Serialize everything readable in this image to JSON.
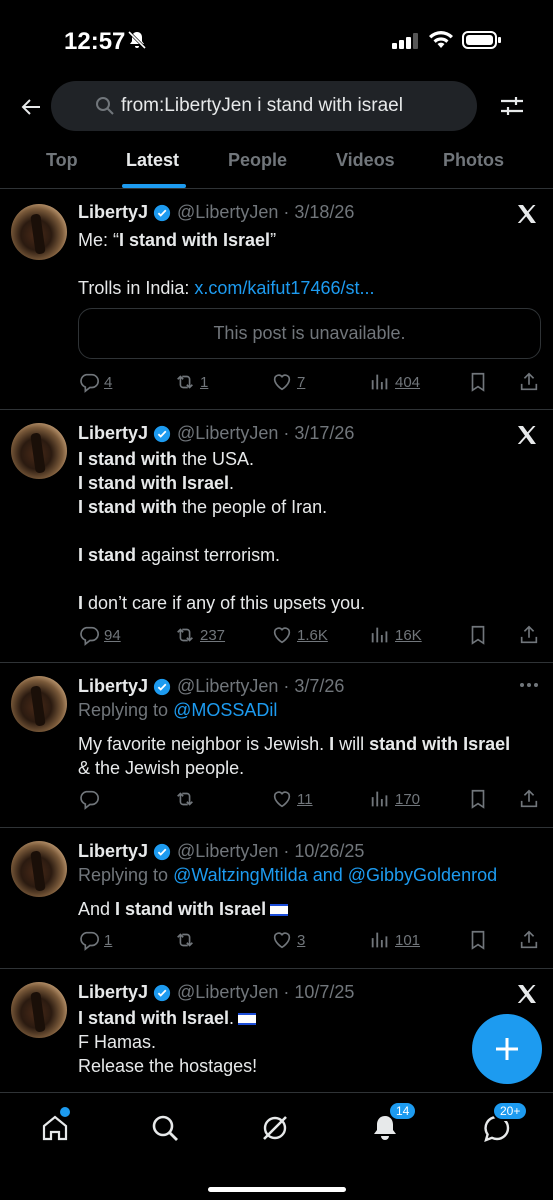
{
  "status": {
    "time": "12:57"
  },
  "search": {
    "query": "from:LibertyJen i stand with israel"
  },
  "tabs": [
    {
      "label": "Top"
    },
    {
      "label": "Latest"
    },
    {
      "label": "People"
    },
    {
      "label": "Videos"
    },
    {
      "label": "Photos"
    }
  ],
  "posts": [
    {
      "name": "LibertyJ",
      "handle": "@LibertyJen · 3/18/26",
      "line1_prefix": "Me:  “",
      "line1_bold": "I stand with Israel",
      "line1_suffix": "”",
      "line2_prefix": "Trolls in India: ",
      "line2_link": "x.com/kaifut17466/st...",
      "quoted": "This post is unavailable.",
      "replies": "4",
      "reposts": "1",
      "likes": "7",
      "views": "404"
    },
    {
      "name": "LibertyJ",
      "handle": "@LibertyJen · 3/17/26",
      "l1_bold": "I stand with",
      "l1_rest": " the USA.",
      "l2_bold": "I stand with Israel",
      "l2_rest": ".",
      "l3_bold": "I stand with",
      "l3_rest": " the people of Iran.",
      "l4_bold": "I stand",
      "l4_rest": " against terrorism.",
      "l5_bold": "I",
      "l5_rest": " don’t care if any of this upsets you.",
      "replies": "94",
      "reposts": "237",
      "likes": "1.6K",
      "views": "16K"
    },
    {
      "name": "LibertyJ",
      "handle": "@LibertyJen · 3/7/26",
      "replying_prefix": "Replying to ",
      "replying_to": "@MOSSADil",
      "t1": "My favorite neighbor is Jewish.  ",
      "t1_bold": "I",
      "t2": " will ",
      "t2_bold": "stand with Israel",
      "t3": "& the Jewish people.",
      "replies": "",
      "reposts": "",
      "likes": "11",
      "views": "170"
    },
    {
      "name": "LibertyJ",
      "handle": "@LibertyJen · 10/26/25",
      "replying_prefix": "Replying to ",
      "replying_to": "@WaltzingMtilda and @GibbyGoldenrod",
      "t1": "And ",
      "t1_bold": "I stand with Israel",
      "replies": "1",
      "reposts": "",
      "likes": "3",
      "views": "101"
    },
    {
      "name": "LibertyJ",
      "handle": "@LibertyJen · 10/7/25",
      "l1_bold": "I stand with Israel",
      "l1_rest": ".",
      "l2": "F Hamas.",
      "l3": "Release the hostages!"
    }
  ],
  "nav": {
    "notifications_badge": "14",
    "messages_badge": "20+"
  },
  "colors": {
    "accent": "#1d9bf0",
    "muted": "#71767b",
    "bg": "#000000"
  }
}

• • • • • • •

● **PROBLEM TO SOLVE**
Return all of the data exactly as written, and drop the pictures.

● **EXERCISE RESPONSE**
Serialize everything readable in this image to JSON.
{
  "status": {
    "time": "12:57"
  },
  "search": {
    "query": "from:LibertyJen i stand with israel"
  },
  "tabs": [
    {
      "label": "Top"
    },
    {
      "label": "Latest"
    },
    {
      "label": "People"
    },
    {
      "label": "Videos"
    },
    {
      "label": "Photos"
    }
  ],
  "posts": [
    {
      "name": "LibertyJ",
      "handle": "@LibertyJen · 3/18/26",
      "line1_prefix": "Me:  “",
      "line1_bold": "I stand with Israel",
      "line1_suffix": "”",
      "line2_prefix": "Trolls in India: ",
      "line2_link": "x.com/kaifut17466/st...",
      "quoted": "This post is unavailable.",
      "replies": "4",
      "reposts": "1",
      "likes": "7",
      "views": "404"
    },
    {
      "name": "LibertyJ",
      "handle": "@LibertyJen · 3/17/26",
      "l1_bold": "I stand with",
      "l1_rest": " the USA.",
      "l2_bold": "I stand with Israel",
      "l2_rest": ".",
      "l3_bold": "I stand with",
      "l3_rest": " the people of Iran.",
      "l4_bold": "I stand",
      "l4_rest": " against terrorism.",
      "l5_bold": "I",
      "l5_rest": " don’t care if any of this upsets you.",
      "replies": "94",
      "reposts": "237",
      "likes": "1.6K",
      "views": "16K"
    },
    {
      "name": "LibertyJ",
      "handle": "@LibertyJen · 3/7/26",
      "replying_prefix": "Replying to ",
      "replying_to": "@MOSSADil",
      "t1": "My favorite neighbor is Jewish.  ",
      "t1_bold": "I",
      "t2": " will ",
      "t2_bold": "stand with Israel",
      "t3": "& the Jewish people.",
      "replies": "",
      "reposts": "",
      "likes": "11",
      "views": "170"
    },
    {
      "name": "LibertyJ",
      "handle": "@LibertyJen · 10/26/25",
      "replying_prefix": "Replying to ",
      "replying_to": "@WaltzingMtilda and @GibbyGoldenrod",
      "t1": "And ",
      "t1_bold": "I stand with Israel",
      "replies": "1",
      "reposts": "",
      "likes": "3",
      "views": "101"
    },
    {
      "name": "LibertyJ",
      "handle": "@LibertyJen · 10/7/25",
      "l1_bold": "I stand with Israel",
      "l1_rest": ".",
      "l2": "F Hamas.",
      "l3": "Release the hostages!"
    }
  ],
  "nav": {
    "notifications_badge": "14",
    "messages_badge": "20+"
  },
  "colors": {
    "accent": "#1d9bf0",
    "muted": "#71767b",
    "bg": "#000000"
  }
}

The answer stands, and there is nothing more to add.